>> begin

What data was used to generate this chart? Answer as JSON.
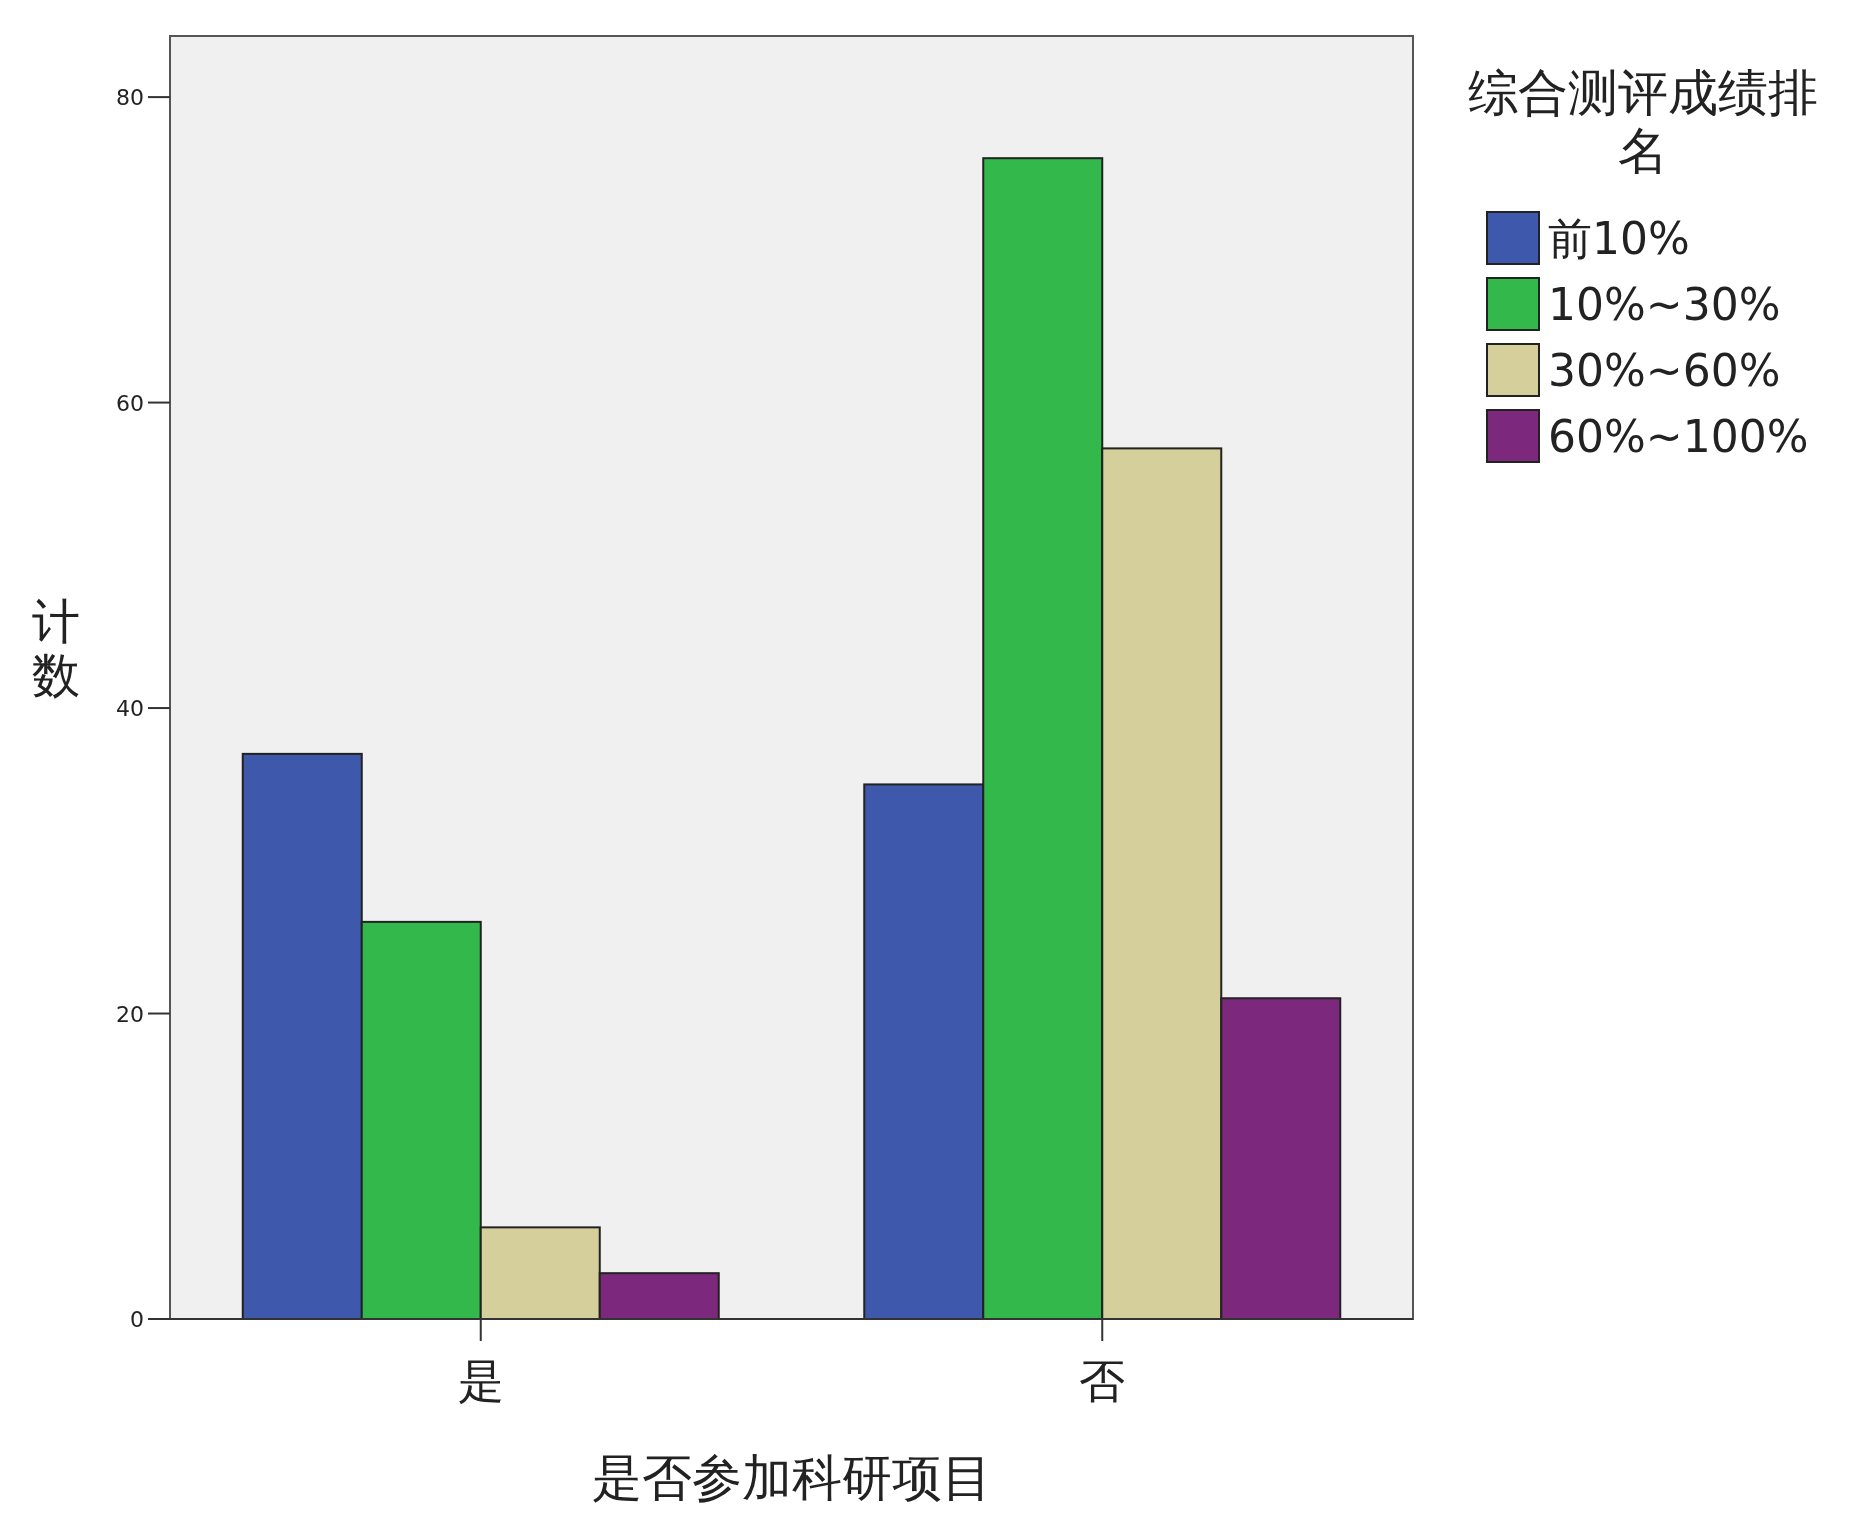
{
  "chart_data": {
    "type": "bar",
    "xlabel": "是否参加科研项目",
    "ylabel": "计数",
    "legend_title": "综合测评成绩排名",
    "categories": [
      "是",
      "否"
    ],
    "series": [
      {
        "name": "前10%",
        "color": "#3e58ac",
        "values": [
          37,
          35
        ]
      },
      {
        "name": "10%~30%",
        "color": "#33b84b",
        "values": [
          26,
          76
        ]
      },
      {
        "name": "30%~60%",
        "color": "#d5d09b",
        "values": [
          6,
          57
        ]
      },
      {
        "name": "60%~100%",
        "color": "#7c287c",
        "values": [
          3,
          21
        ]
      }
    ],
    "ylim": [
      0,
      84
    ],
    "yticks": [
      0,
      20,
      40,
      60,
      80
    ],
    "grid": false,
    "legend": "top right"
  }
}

>> end
>> begin

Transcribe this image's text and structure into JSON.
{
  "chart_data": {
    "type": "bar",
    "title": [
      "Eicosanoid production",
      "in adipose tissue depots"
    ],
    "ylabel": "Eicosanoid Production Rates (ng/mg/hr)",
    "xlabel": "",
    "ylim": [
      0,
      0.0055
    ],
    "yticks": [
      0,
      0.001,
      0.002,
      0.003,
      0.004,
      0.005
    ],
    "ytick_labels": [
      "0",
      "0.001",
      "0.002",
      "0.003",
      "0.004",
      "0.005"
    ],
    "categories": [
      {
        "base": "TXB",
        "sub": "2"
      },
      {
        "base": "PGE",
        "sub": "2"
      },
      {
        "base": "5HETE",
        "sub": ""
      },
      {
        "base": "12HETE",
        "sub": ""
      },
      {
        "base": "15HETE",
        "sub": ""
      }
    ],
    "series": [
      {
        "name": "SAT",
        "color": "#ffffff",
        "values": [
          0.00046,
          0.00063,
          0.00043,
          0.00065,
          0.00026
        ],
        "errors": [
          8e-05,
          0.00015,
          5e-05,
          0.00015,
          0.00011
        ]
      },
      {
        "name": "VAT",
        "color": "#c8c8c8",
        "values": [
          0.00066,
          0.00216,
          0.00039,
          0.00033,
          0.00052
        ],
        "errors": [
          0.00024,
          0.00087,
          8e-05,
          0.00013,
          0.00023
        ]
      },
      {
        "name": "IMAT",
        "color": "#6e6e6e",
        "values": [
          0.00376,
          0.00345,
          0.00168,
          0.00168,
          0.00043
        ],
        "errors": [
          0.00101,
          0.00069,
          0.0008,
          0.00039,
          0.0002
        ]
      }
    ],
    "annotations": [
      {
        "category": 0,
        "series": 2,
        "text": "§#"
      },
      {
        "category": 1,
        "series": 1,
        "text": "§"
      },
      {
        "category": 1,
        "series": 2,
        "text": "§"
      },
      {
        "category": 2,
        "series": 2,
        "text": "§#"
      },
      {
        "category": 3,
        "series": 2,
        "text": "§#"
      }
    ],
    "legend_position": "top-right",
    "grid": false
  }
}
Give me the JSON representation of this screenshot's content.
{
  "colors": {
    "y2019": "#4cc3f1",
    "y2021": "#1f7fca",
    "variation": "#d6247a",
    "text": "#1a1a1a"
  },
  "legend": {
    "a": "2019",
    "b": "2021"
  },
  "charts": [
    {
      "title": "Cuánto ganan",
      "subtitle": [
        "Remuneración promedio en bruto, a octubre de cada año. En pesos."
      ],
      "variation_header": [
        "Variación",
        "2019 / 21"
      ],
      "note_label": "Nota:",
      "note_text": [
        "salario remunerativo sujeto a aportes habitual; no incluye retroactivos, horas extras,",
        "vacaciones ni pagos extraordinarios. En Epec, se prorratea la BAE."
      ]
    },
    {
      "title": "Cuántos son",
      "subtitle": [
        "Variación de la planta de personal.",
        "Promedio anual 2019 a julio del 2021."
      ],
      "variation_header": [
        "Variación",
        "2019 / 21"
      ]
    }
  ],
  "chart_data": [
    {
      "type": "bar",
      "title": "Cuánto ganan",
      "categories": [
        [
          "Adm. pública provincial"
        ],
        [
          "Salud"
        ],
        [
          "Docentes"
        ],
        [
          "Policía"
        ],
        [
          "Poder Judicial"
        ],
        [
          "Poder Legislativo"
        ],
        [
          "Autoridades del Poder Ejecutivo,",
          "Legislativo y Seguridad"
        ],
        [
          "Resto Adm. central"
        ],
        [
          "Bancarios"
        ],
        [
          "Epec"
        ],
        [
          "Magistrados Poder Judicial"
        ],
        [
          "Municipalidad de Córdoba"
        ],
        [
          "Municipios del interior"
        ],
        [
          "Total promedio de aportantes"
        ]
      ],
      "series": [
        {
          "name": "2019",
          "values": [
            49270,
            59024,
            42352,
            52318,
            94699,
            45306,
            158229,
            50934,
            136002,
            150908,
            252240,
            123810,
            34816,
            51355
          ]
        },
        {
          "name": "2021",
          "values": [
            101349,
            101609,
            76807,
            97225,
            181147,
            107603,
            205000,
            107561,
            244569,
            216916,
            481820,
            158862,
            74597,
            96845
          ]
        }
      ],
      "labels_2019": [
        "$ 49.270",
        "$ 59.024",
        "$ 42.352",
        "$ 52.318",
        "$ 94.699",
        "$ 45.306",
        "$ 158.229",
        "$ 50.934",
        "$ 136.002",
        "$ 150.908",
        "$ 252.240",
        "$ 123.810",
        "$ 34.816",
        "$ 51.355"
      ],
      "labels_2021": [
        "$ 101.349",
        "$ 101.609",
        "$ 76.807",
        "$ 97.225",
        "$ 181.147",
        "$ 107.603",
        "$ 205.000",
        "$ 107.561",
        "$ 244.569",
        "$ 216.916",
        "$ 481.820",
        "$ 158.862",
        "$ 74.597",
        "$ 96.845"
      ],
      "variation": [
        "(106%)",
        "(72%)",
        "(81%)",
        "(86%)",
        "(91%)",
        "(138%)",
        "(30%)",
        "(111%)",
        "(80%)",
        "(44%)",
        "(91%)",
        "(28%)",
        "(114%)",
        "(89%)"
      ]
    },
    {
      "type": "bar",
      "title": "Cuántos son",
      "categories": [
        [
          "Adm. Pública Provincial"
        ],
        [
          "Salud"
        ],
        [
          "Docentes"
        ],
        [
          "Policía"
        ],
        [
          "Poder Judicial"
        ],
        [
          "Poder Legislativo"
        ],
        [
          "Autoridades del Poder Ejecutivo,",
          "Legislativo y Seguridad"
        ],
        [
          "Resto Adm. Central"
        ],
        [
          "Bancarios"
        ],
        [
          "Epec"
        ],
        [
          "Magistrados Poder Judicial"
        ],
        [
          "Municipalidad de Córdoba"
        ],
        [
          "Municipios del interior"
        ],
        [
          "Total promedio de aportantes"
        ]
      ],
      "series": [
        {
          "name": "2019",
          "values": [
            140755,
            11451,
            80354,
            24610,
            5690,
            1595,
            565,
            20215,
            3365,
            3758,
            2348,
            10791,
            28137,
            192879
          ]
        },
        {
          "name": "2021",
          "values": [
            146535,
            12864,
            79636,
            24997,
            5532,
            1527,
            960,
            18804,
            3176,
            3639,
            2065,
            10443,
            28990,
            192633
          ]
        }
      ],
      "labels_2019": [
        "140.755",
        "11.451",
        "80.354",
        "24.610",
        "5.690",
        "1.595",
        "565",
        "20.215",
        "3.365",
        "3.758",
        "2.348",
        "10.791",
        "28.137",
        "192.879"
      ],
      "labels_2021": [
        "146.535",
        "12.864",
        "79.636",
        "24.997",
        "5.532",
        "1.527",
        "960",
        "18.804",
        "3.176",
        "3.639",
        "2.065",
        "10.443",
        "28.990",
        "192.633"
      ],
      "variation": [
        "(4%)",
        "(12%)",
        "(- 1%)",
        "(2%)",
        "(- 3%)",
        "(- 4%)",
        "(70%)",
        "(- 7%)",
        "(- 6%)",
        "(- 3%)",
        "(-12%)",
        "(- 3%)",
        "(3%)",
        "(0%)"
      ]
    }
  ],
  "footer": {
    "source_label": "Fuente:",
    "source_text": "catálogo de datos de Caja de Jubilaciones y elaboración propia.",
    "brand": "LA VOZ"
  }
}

>> end

BRIEF :: Scan the material above for the string "base" and report each line where you find it.

FINISHED TASK ::
        "base": "TXB",
        "base": "PGE",
        "base": "5HETE",
        "base": "12HETE",
        "base": "15HETE",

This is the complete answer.